Reproduce the lines from the line with "for every button, label, input, icon, or" up to and including the line with "action-bar (0, 870, 764, 960)", leaving the pictures out of your answer.

[begin MATERIAL FOR THIS EXERCISE]

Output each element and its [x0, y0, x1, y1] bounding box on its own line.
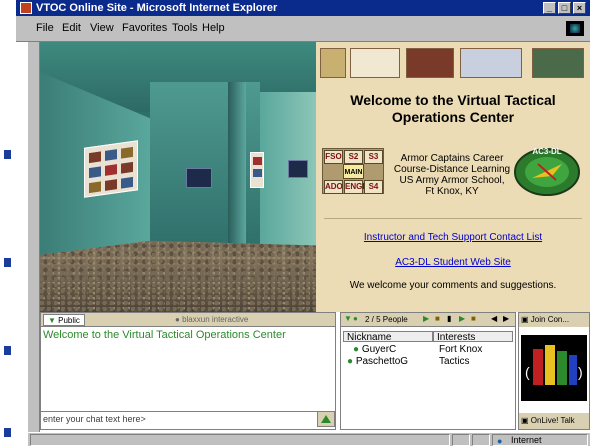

[end MATERIAL FOR THIS EXERCISE]
[begin MATERIAL FOR THIS EXERCISE]

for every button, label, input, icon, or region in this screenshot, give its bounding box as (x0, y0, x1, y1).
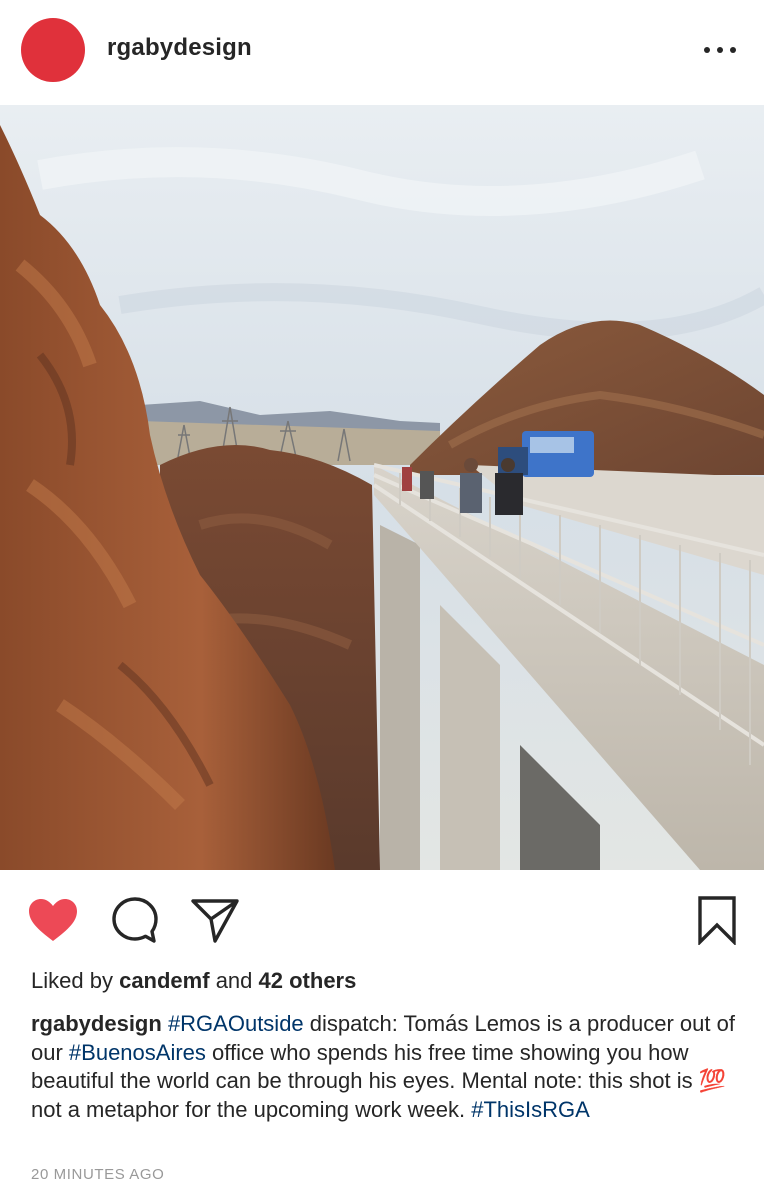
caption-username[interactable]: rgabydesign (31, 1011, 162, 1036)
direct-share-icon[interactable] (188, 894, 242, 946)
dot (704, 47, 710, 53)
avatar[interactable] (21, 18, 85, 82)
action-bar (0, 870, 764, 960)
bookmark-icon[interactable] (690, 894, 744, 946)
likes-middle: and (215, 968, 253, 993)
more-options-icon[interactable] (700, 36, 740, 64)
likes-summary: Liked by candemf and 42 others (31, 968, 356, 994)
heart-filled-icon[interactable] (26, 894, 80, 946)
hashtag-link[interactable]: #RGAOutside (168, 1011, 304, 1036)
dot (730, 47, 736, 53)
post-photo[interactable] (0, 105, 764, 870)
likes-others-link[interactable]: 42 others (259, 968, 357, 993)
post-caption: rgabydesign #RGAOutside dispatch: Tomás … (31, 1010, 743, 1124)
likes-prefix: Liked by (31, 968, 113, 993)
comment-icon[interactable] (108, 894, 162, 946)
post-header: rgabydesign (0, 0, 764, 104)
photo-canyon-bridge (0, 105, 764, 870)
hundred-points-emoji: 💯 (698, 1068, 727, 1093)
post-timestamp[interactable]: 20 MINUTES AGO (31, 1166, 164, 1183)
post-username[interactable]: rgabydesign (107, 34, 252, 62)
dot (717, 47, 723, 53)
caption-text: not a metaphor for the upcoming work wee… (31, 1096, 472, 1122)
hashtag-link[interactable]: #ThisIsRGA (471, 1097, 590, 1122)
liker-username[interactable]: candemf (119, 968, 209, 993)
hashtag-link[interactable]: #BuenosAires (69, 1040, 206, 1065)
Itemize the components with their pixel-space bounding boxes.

[end MATERIAL FOR THIS EXERCISE]

▶ **REPLY**:
for every button, label, input, icon, or region in this screenshot, give its bounding box as (x0, y0, x1, y1).
caption-username[interactable]: rgabydesign (31, 1011, 162, 1036)
direct-share-icon[interactable] (188, 894, 242, 946)
dot (704, 47, 710, 53)
avatar[interactable] (21, 18, 85, 82)
action-bar (0, 870, 764, 960)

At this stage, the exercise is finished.